The request → Copy out the following lines word for word.

#### Records for processing ####

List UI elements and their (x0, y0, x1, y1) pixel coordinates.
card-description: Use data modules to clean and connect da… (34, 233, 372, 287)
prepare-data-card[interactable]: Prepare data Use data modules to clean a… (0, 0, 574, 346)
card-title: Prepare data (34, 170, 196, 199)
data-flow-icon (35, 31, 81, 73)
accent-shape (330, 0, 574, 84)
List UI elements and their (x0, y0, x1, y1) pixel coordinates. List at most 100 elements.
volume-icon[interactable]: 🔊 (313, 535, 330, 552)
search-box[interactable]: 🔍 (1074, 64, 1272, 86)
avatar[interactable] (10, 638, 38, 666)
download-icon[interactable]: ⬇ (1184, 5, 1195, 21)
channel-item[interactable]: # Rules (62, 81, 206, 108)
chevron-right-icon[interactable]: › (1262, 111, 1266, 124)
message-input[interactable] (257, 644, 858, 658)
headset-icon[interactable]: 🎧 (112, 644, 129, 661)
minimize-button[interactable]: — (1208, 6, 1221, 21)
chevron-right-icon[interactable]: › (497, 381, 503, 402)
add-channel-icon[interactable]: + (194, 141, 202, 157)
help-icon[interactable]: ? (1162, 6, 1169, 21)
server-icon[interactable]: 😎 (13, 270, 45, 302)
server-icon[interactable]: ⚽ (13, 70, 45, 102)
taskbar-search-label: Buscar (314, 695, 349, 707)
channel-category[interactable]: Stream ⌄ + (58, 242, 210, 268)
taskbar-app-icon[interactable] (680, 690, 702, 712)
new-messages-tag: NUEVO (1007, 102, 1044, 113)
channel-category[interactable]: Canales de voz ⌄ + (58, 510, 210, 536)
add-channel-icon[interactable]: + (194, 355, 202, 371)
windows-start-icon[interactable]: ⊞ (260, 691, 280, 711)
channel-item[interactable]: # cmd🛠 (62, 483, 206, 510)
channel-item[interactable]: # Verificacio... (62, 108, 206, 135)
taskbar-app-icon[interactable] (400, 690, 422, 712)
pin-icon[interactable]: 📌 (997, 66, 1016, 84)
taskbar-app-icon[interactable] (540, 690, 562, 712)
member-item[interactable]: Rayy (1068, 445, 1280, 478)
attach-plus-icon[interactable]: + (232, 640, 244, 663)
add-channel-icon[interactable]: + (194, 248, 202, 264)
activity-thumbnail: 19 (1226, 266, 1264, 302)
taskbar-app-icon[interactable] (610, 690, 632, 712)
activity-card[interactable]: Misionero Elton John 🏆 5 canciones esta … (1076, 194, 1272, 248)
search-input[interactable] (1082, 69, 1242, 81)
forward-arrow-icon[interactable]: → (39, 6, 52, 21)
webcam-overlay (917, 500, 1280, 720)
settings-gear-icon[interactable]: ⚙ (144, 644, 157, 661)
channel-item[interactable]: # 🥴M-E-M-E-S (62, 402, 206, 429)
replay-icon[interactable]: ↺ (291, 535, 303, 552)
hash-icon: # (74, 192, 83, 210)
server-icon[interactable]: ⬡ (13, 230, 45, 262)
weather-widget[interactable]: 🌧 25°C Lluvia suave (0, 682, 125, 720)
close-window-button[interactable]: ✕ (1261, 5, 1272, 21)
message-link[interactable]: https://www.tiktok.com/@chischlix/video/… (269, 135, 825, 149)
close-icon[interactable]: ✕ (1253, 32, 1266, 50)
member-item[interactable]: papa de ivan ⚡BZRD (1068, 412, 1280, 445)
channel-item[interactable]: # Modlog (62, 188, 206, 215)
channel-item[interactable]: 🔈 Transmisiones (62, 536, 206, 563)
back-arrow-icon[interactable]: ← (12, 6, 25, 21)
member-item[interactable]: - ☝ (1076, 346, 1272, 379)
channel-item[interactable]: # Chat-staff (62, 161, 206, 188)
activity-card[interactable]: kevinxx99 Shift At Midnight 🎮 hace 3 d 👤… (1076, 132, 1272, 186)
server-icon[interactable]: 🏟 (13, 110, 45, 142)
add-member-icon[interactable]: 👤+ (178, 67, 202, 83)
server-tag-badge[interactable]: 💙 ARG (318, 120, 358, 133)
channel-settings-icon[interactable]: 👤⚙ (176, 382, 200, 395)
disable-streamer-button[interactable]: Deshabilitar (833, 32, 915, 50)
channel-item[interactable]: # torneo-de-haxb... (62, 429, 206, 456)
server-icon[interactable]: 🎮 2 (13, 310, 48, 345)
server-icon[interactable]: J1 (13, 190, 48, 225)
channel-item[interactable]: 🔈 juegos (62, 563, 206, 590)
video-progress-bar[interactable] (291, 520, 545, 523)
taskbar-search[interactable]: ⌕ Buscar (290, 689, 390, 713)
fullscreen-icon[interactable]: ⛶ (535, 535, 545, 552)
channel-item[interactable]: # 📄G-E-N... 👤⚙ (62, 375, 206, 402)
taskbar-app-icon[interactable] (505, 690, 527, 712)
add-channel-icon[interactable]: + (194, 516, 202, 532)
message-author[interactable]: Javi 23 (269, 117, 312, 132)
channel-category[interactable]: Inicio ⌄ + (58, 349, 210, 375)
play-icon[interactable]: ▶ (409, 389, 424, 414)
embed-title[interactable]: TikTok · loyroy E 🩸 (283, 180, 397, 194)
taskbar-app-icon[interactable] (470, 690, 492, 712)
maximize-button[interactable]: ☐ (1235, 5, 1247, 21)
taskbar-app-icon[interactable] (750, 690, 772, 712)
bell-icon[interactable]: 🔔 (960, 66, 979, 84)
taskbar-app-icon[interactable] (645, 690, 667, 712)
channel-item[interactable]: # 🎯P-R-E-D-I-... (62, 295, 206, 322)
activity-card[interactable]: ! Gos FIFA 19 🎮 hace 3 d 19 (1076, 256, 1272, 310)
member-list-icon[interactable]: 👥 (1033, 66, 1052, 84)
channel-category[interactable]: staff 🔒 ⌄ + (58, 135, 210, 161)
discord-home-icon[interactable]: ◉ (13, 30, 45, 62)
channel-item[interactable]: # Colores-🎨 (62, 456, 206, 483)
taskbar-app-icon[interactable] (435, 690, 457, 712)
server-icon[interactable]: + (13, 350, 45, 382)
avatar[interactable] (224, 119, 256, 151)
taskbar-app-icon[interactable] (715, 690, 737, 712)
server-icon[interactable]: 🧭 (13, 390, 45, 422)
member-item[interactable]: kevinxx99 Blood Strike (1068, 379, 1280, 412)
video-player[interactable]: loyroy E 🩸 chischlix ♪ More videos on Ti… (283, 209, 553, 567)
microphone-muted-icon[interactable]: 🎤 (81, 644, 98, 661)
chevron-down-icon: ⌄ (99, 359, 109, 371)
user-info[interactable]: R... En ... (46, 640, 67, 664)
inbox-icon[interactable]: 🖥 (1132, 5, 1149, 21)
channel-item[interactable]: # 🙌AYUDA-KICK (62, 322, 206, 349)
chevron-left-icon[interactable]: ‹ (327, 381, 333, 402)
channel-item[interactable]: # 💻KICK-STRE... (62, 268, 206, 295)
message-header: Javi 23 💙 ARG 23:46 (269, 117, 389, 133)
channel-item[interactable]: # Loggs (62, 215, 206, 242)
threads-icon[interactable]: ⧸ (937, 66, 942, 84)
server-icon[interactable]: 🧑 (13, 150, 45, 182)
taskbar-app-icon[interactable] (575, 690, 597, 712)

####

Task response →
List UI elements and their (x0, y0, x1, y1) pixel coordinates.
card-description: Use data modules to clean and connect da… (34, 233, 372, 287)
prepare-data-card[interactable]: Prepare data Use data modules to clean a… (0, 0, 574, 346)
card-title: Prepare data (34, 170, 196, 199)
data-flow-icon (35, 31, 81, 73)
accent-shape (330, 0, 574, 84)
List UI elements and their (x0, y0, x1, y1) pixel coordinates. List at most 100 elements.
volume-icon[interactable]: 🔊 (313, 535, 330, 552)
search-box[interactable]: 🔍 (1074, 64, 1272, 86)
avatar[interactable] (10, 638, 38, 666)
download-icon[interactable]: ⬇ (1184, 5, 1195, 21)
channel-item[interactable]: # Rules (62, 81, 206, 108)
chevron-right-icon[interactable]: › (1262, 111, 1266, 124)
message-input[interactable] (257, 644, 858, 658)
headset-icon[interactable]: 🎧 (112, 644, 129, 661)
minimize-button[interactable]: — (1208, 6, 1221, 21)
chevron-right-icon[interactable]: › (497, 381, 503, 402)
add-channel-icon[interactable]: + (194, 141, 202, 157)
help-icon[interactable]: ? (1162, 6, 1169, 21)
server-icon[interactable]: 😎 (13, 270, 45, 302)
server-icon[interactable]: ⚽ (13, 70, 45, 102)
taskbar-search-label: Buscar (314, 695, 349, 707)
channel-category[interactable]: Stream ⌄ + (58, 242, 210, 268)
taskbar-app-icon[interactable] (680, 690, 702, 712)
new-messages-tag: NUEVO (1007, 102, 1044, 113)
channel-category[interactable]: Canales de voz ⌄ + (58, 510, 210, 536)
add-channel-icon[interactable]: + (194, 355, 202, 371)
windows-start-icon[interactable]: ⊞ (260, 691, 280, 711)
channel-item[interactable]: # cmd🛠 (62, 483, 206, 510)
channel-item[interactable]: # Verificacio... (62, 108, 206, 135)
taskbar-app-icon[interactable] (400, 690, 422, 712)
pin-icon[interactable]: 📌 (997, 66, 1016, 84)
taskbar-app-icon[interactable] (540, 690, 562, 712)
member-item[interactable]: Rayy (1068, 445, 1280, 478)
attach-plus-icon[interactable]: + (232, 640, 244, 663)
add-channel-icon[interactable]: + (194, 248, 202, 264)
activity-thumbnail: 19 (1226, 266, 1264, 302)
taskbar-app-icon[interactable] (610, 690, 632, 712)
activity-card[interactable]: Misionero Elton John 🏆 5 canciones esta … (1076, 194, 1272, 248)
search-input[interactable] (1082, 69, 1242, 81)
forward-arrow-icon[interactable]: → (39, 6, 52, 21)
webcam-overlay (917, 500, 1280, 720)
settings-gear-icon[interactable]: ⚙ (144, 644, 157, 661)
channel-item[interactable]: # 🥴M-E-M-E-S (62, 402, 206, 429)
replay-icon[interactable]: ↺ (291, 535, 303, 552)
hash-icon: # (74, 192, 83, 210)
server-icon[interactable]: ⬡ (13, 230, 45, 262)
weather-widget[interactable]: 🌧 25°C Lluvia suave (0, 682, 125, 720)
close-window-button[interactable]: ✕ (1261, 5, 1272, 21)
message-link[interactable]: https://www.tiktok.com/@chischlix/video/… (269, 135, 825, 149)
close-icon[interactable]: ✕ (1253, 32, 1266, 50)
member-item[interactable]: papa de ivan ⚡BZRD (1068, 412, 1280, 445)
channel-item[interactable]: # Modlog (62, 188, 206, 215)
channel-item[interactable]: 🔈 Transmisiones (62, 536, 206, 563)
back-arrow-icon[interactable]: ← (12, 6, 25, 21)
member-item[interactable]: - ☝ (1076, 346, 1272, 379)
channel-item[interactable]: # Chat-staff (62, 161, 206, 188)
activity-card[interactable]: kevinxx99 Shift At Midnight 🎮 hace 3 d 👤… (1076, 132, 1272, 186)
server-icon[interactable]: 🏟 (13, 110, 45, 142)
add-member-icon[interactable]: 👤+ (178, 67, 202, 83)
server-tag-badge[interactable]: 💙 ARG (318, 120, 358, 133)
channel-settings-icon[interactable]: 👤⚙ (176, 382, 200, 395)
disable-streamer-button[interactable]: Deshabilitar (833, 32, 915, 50)
channel-item[interactable]: # torneo-de-haxb... (62, 429, 206, 456)
server-icon[interactable]: 🎮 2 (13, 310, 48, 345)
server-icon[interactable]: J1 (13, 190, 48, 225)
channel-item[interactable]: 🔈 juegos (62, 563, 206, 590)
video-progress-bar[interactable] (291, 520, 545, 523)
taskbar-search[interactable]: ⌕ Buscar (290, 689, 390, 713)
fullscreen-icon[interactable]: ⛶ (535, 535, 545, 552)
channel-item[interactable]: # 📄G-E-N... 👤⚙ (62, 375, 206, 402)
taskbar-app-icon[interactable] (505, 690, 527, 712)
add-channel-icon[interactable]: + (194, 516, 202, 532)
message-author[interactable]: Javi 23 (269, 117, 312, 132)
channel-category[interactable]: Inicio ⌄ + (58, 349, 210, 375)
play-icon[interactable]: ▶ (409, 389, 424, 414)
embed-title[interactable]: TikTok · loyroy E 🩸 (283, 180, 397, 194)
taskbar-app-icon[interactable] (470, 690, 492, 712)
maximize-button[interactable]: ☐ (1235, 5, 1247, 21)
taskbar-app-icon[interactable] (750, 690, 772, 712)
bell-icon[interactable]: 🔔 (960, 66, 979, 84)
taskbar-app-icon[interactable] (645, 690, 667, 712)
channel-item[interactable]: # 🎯P-R-E-D-I-... (62, 295, 206, 322)
activity-card[interactable]: ! Gos FIFA 19 🎮 hace 3 d 19 (1076, 256, 1272, 310)
member-list-icon[interactable]: 👥 (1033, 66, 1052, 84)
channel-category[interactable]: staff 🔒 ⌄ + (58, 135, 210, 161)
discord-home-icon[interactable]: ◉ (13, 30, 45, 62)
channel-item[interactable]: # Colores-🎨 (62, 456, 206, 483)
taskbar-app-icon[interactable] (435, 690, 457, 712)
server-icon[interactable]: + (13, 350, 45, 382)
avatar[interactable] (224, 119, 256, 151)
taskbar-app-icon[interactable] (715, 690, 737, 712)
server-icon[interactable]: 🧭 (13, 390, 45, 422)
member-item[interactable]: kevinxx99 Blood Strike (1068, 379, 1280, 412)
video-player[interactable]: loyroy E 🩸 chischlix ♪ More videos on Ti… (283, 209, 553, 567)
microphone-muted-icon[interactable]: 🎤 (81, 644, 98, 661)
chevron-down-icon: ⌄ (99, 359, 109, 371)
user-info[interactable]: R... En ... (46, 640, 67, 664)
inbox-icon[interactable]: 🖥 (1132, 5, 1149, 21)
channel-item[interactable]: # 🙌AYUDA-KICK (62, 322, 206, 349)
chevron-left-icon[interactable]: ‹ (327, 381, 333, 402)
channel-item[interactable]: # 💻KICK-STRE... (62, 268, 206, 295)
message-header: Javi 23 💙 ARG 23:46 (269, 117, 389, 133)
channel-item[interactable]: # Loggs (62, 215, 206, 242)
threads-icon[interactable]: ⧸ (937, 66, 942, 84)
server-icon[interactable]: 🧑 (13, 150, 45, 182)
taskbar-app-icon[interactable] (575, 690, 597, 712)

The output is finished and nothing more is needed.